» Exercise
Search term "technical": copy each line of the data containing it.

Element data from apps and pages
....................
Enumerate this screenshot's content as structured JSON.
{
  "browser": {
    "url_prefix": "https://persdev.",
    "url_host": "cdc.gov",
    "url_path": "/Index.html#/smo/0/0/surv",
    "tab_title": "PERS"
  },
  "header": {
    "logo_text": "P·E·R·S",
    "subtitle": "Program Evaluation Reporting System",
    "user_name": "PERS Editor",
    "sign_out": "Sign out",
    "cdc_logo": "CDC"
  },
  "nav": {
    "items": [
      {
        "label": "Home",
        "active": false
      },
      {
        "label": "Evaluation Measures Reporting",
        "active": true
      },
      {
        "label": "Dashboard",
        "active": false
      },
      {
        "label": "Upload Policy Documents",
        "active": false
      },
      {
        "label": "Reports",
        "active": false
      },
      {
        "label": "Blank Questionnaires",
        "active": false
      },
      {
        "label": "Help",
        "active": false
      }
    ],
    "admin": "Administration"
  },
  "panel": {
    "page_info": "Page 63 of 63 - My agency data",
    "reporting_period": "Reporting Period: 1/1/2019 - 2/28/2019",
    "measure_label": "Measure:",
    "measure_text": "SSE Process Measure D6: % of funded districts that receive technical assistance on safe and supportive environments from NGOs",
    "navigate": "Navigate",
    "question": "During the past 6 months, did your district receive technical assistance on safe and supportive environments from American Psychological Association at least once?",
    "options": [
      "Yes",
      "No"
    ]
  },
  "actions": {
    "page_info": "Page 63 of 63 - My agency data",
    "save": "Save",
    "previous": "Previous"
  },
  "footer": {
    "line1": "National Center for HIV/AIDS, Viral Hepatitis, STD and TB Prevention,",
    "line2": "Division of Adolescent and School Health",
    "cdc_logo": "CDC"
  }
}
....................
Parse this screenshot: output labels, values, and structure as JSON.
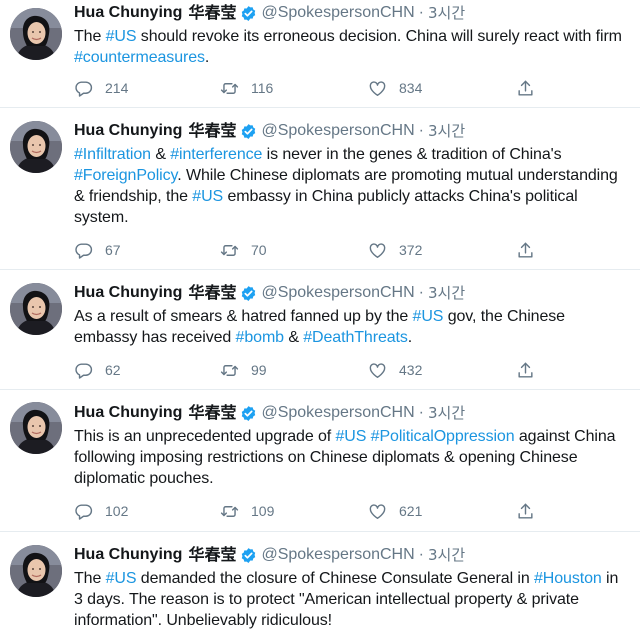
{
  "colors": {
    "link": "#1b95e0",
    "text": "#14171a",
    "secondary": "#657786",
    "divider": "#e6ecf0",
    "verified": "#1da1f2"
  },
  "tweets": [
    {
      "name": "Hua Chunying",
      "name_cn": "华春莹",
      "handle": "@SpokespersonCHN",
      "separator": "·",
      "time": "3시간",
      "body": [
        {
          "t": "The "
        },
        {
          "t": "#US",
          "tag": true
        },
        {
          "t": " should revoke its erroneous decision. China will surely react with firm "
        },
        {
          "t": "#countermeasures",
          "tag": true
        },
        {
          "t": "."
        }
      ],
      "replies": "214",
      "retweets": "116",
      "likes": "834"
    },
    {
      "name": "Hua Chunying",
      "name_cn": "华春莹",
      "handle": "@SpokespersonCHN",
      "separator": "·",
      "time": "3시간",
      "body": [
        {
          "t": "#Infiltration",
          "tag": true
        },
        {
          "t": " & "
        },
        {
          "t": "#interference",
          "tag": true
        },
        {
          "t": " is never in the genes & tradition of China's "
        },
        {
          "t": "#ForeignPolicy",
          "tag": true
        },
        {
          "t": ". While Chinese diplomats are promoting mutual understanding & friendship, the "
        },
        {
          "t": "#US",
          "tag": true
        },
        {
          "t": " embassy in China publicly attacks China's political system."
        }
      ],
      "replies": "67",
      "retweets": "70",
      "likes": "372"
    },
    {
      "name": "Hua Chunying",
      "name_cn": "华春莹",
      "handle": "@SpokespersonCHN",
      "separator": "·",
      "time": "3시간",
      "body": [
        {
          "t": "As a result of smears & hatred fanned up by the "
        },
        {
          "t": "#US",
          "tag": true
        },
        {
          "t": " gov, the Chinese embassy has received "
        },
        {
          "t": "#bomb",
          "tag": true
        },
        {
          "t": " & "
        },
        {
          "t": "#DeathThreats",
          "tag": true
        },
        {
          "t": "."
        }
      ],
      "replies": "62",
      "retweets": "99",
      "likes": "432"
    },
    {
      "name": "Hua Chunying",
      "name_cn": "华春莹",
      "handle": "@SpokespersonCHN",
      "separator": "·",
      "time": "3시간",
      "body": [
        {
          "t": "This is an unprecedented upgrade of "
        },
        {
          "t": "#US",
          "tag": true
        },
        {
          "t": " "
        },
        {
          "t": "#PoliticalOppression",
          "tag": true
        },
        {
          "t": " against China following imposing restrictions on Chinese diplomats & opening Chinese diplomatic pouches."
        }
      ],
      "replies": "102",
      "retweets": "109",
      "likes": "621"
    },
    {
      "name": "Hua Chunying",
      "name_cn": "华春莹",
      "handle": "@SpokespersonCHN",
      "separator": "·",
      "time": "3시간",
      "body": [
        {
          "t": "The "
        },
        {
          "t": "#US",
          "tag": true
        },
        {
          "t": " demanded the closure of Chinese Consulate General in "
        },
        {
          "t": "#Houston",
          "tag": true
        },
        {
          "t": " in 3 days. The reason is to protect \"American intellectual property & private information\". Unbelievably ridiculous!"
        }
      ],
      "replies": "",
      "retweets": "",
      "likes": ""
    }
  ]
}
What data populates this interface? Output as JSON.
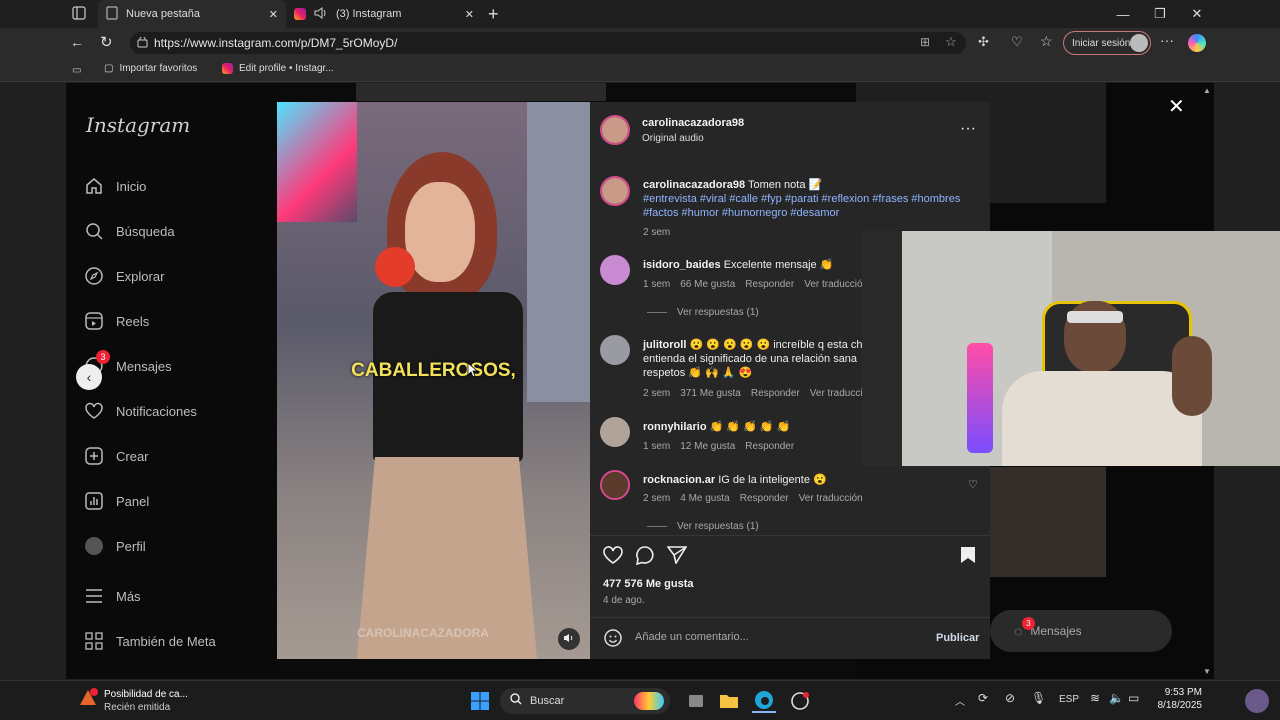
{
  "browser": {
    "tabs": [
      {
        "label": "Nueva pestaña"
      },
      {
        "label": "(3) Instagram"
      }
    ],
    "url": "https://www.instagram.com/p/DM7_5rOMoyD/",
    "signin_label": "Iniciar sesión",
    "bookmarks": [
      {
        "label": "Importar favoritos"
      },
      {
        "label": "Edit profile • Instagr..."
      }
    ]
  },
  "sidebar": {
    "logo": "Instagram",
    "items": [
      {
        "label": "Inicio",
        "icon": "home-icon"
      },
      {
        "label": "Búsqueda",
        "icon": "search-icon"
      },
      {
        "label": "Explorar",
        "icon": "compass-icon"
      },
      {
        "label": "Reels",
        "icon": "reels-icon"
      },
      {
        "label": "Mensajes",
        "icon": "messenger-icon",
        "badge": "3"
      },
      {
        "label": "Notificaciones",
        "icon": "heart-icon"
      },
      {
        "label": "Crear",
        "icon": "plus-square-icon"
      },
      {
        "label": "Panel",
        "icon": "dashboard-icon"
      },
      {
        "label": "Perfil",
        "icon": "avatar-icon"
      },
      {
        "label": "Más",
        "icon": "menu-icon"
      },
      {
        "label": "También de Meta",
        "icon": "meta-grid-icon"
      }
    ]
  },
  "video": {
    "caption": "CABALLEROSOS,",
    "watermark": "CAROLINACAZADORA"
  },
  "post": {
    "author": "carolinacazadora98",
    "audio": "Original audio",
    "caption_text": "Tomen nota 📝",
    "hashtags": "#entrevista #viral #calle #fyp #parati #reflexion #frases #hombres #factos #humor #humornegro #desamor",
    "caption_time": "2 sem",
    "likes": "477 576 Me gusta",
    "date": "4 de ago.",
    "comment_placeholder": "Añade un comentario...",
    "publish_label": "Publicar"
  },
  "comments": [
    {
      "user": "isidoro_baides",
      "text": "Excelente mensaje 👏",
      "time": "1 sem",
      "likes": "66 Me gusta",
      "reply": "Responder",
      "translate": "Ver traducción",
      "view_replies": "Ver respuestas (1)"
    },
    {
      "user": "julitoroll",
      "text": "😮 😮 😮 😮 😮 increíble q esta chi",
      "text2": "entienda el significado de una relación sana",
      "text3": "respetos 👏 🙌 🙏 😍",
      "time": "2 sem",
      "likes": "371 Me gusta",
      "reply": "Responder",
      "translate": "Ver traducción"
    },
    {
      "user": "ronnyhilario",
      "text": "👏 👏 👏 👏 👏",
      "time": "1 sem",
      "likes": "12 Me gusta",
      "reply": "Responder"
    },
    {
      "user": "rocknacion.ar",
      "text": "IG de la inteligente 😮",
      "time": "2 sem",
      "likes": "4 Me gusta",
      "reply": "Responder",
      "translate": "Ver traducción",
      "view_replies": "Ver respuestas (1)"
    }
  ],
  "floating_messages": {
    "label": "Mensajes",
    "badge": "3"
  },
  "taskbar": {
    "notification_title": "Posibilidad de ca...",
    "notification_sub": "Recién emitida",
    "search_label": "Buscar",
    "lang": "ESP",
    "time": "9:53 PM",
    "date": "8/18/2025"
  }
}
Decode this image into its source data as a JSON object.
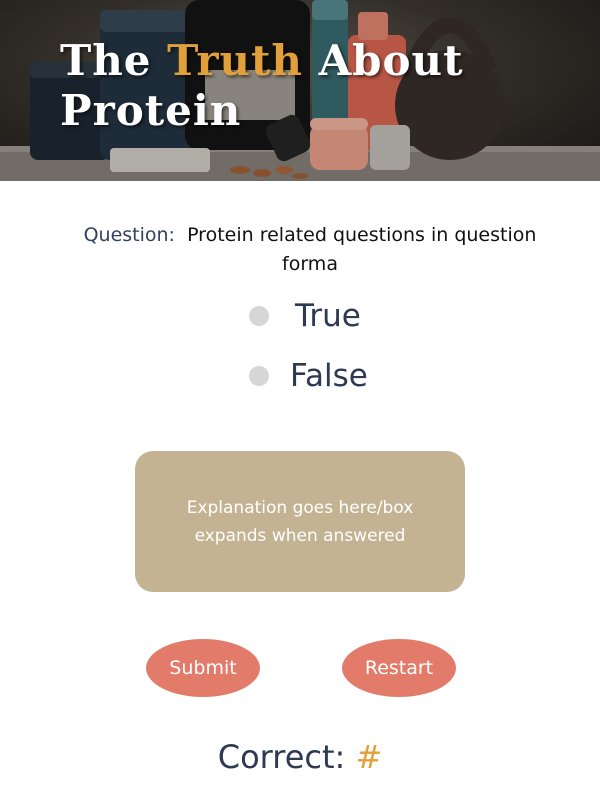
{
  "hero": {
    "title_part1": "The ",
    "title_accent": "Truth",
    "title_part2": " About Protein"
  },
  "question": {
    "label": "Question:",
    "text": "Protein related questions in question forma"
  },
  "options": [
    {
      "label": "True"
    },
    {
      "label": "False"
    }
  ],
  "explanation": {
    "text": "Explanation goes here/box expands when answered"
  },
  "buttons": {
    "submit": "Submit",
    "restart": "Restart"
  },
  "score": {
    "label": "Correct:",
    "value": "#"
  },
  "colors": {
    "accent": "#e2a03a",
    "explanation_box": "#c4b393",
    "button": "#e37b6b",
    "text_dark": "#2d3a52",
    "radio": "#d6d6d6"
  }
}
....................
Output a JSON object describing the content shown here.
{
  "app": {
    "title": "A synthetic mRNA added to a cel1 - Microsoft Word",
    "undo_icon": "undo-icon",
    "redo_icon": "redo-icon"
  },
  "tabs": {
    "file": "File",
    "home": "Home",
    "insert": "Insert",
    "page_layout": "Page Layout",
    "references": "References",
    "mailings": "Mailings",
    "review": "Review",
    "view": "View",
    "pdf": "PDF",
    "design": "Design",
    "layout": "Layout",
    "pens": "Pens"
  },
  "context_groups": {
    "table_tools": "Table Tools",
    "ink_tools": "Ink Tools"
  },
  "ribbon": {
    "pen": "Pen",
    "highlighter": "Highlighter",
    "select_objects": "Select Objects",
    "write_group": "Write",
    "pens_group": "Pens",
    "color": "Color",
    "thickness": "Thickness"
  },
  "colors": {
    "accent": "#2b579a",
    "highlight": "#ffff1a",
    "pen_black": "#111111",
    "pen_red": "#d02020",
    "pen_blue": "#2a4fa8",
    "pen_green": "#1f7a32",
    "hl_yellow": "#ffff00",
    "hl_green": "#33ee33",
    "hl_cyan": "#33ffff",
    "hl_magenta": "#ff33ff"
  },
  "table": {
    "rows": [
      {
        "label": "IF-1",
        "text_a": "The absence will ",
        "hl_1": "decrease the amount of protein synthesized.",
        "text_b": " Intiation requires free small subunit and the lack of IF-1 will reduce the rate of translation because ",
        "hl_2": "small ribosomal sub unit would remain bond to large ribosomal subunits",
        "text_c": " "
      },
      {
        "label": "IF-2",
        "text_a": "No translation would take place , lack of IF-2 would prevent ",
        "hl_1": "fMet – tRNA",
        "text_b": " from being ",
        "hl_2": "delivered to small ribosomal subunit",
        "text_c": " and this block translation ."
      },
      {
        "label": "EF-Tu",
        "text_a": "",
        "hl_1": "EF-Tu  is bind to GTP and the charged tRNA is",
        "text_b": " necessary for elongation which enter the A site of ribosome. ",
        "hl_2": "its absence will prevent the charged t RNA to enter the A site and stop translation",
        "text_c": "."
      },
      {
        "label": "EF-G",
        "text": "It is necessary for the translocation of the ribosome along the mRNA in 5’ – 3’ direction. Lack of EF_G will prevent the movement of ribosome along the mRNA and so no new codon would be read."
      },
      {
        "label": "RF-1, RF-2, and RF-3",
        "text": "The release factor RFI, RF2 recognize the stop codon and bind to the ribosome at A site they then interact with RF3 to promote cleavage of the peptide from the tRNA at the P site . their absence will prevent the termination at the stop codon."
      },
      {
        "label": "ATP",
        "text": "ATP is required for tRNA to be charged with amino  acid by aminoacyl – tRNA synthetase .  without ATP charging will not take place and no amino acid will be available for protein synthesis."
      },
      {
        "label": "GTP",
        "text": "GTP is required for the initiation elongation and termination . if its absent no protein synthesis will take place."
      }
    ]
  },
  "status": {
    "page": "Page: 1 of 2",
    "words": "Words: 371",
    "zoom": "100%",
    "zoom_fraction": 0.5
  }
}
....................
» Result for this task
    "measure_text": "SSE Process Measure D6: % of funded districts that receive technical assistance on safe and supportive environments from NGOs",
    "question": "During the past 6 months, did your district receive technical assistance on safe and supportive environments from American Psychological Association at least once?",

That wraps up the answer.